* _ENTRIES SHOWN_

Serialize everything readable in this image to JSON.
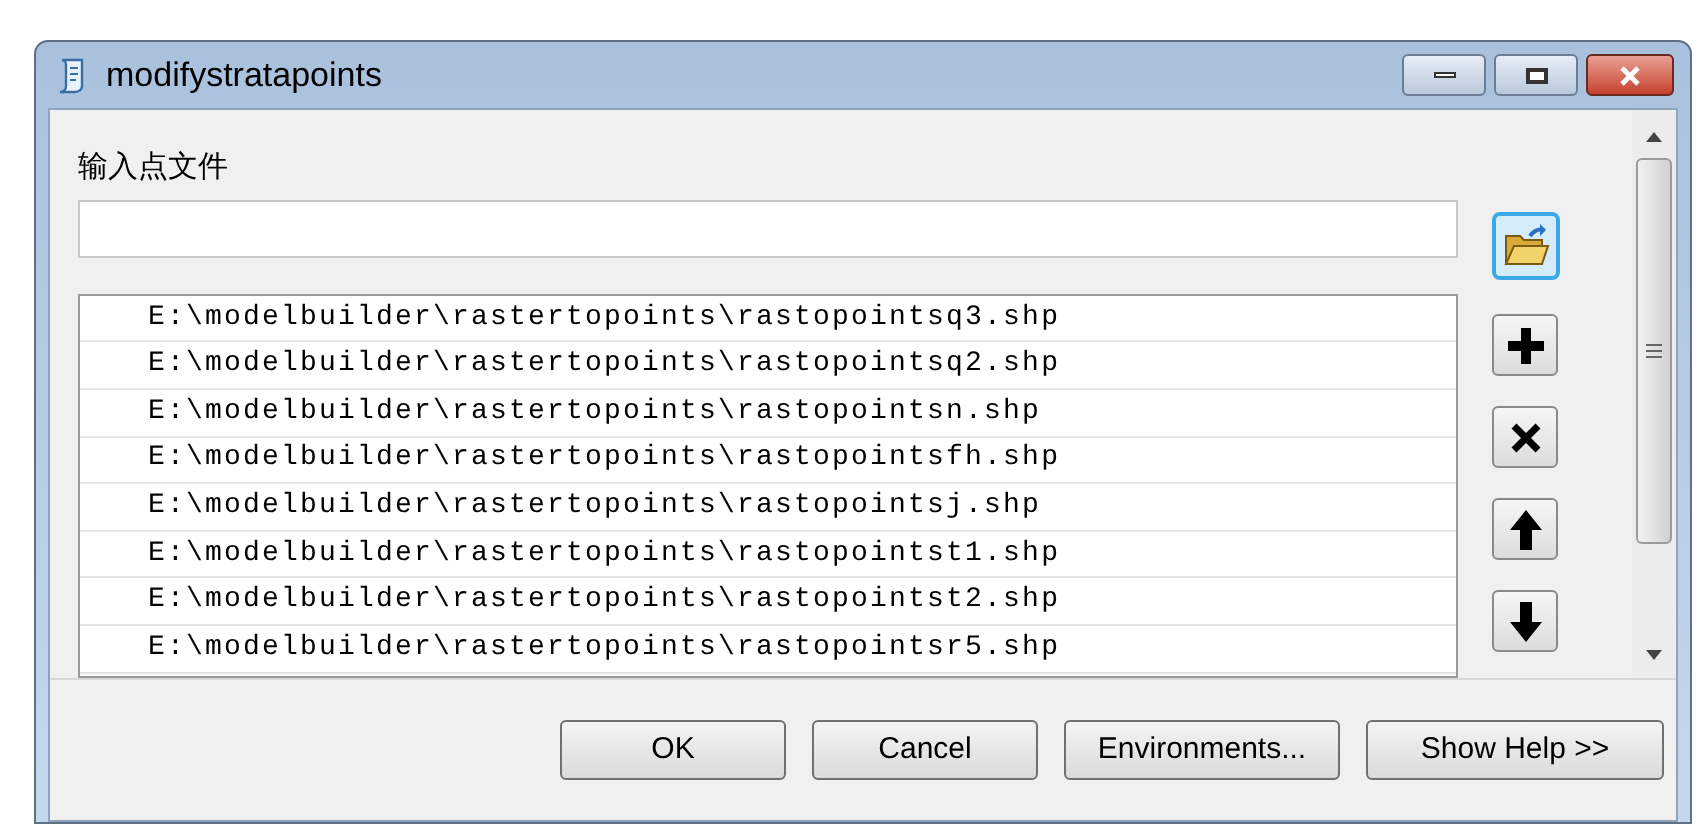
{
  "window": {
    "title": "modifystratapoints"
  },
  "input_label": "输入点文件",
  "file_list": [
    "E:\\modelbuilder\\rastertopoints\\rastopointsq3.shp",
    "E:\\modelbuilder\\rastertopoints\\rastopointsq2.shp",
    "E:\\modelbuilder\\rastertopoints\\rastopointsn.shp",
    "E:\\modelbuilder\\rastertopoints\\rastopointsfh.shp",
    "E:\\modelbuilder\\rastertopoints\\rastopointsj.shp",
    "E:\\modelbuilder\\rastertopoints\\rastopointst1.shp",
    "E:\\modelbuilder\\rastertopoints\\rastopointst2.shp",
    "E:\\modelbuilder\\rastertopoints\\rastopointsr5.shp"
  ],
  "buttons": [
    "OK",
    "Cancel",
    "Environments...",
    "Show Help >>"
  ]
}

* _INSTRUCTIONS TO FOLLOW_
Write out all the entries word for word, but skip any images.

* _SOLVED PROBLEM_
Serialize everything readable in this image to JSON.
{
  "window": {
    "title": "modifystratapoints"
  },
  "input_label": "输入点文件",
  "file_list": [
    "E:\\modelbuilder\\rastertopoints\\rastopointsq3.shp",
    "E:\\modelbuilder\\rastertopoints\\rastopointsq2.shp",
    "E:\\modelbuilder\\rastertopoints\\rastopointsn.shp",
    "E:\\modelbuilder\\rastertopoints\\rastopointsfh.shp",
    "E:\\modelbuilder\\rastertopoints\\rastopointsj.shp",
    "E:\\modelbuilder\\rastertopoints\\rastopointst1.shp",
    "E:\\modelbuilder\\rastertopoints\\rastopointst2.shp",
    "E:\\modelbuilder\\rastertopoints\\rastopointsr5.shp"
  ],
  "buttons": [
    "OK",
    "Cancel",
    "Environments...",
    "Show Help >>"
  ]
}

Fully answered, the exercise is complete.